»»

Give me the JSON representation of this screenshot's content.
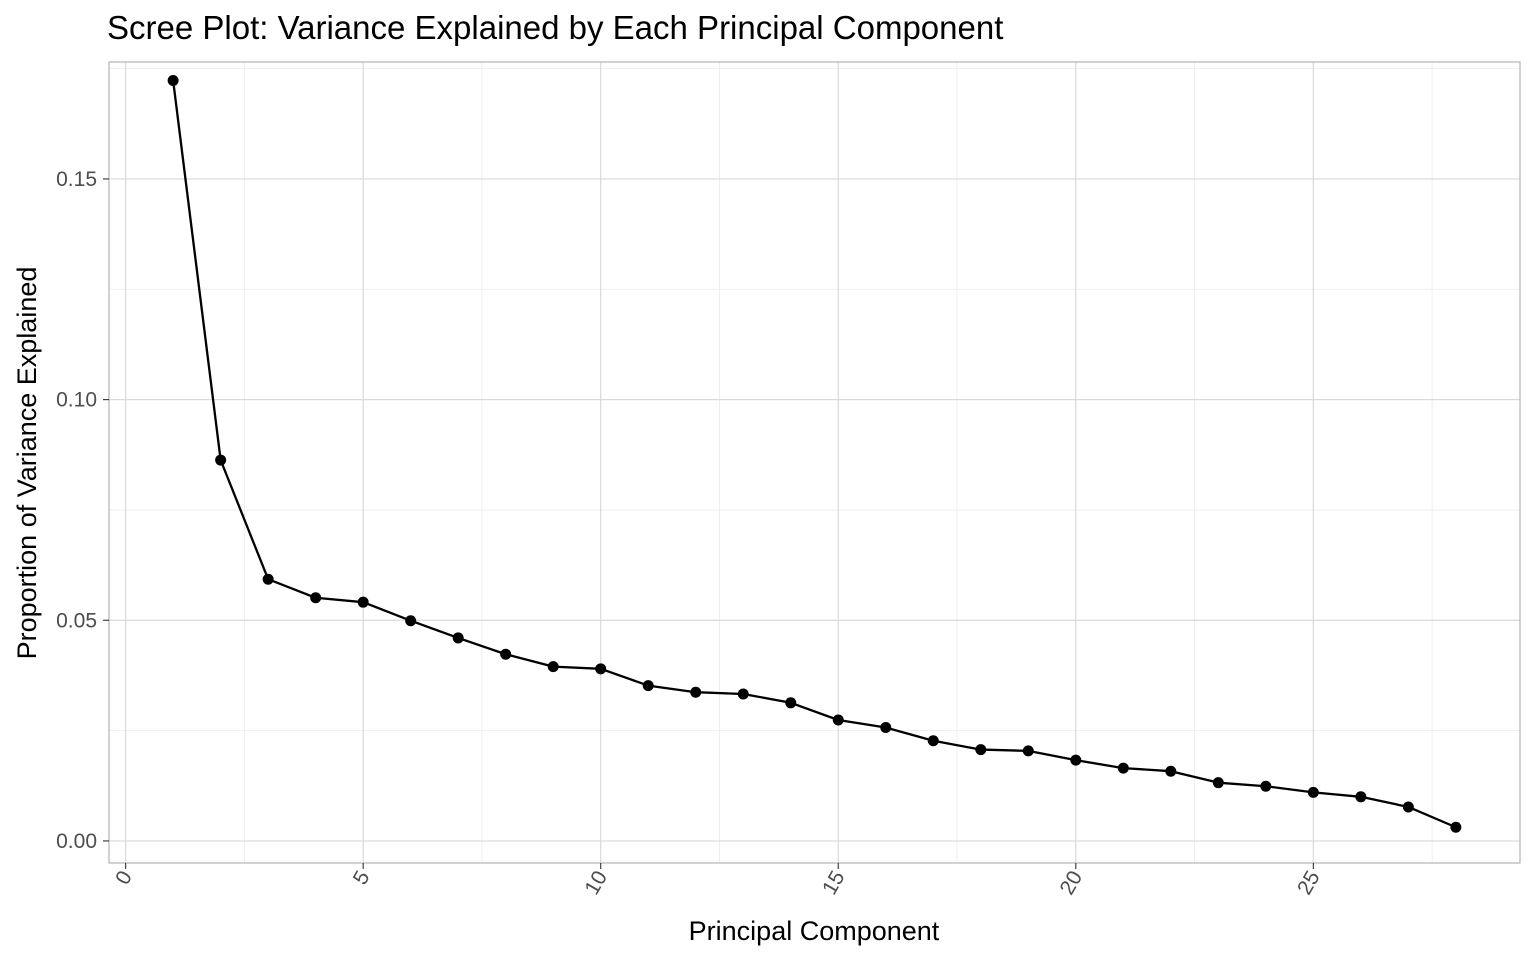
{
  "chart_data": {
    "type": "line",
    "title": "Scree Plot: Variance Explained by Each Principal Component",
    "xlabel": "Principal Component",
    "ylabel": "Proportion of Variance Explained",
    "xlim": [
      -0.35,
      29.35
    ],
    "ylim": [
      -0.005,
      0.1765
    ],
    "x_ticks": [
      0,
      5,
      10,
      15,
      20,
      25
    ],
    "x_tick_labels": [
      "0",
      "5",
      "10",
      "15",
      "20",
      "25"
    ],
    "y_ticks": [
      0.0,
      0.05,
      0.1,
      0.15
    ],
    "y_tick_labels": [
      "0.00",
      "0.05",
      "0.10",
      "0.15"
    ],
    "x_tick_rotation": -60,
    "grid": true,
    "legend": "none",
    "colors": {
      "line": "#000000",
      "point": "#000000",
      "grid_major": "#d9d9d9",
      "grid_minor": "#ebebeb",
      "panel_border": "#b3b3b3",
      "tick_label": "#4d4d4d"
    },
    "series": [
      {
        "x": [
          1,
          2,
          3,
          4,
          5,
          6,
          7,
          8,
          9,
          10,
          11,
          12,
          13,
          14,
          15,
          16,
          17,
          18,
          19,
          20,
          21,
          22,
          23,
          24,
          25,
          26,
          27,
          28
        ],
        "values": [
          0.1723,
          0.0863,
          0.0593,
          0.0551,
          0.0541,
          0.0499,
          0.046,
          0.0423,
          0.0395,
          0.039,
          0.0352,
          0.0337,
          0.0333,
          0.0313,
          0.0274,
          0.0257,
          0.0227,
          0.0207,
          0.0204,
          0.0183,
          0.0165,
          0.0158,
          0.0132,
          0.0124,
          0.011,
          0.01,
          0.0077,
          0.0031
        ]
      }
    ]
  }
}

««

> WORK REQUIRED
Select and copy each line from the data that includes the word "Component".

> FINISHED ANSWER
    "title": "Scree Plot: Variance Explained by Each Principal Component",
    "xlabel": "Principal Component",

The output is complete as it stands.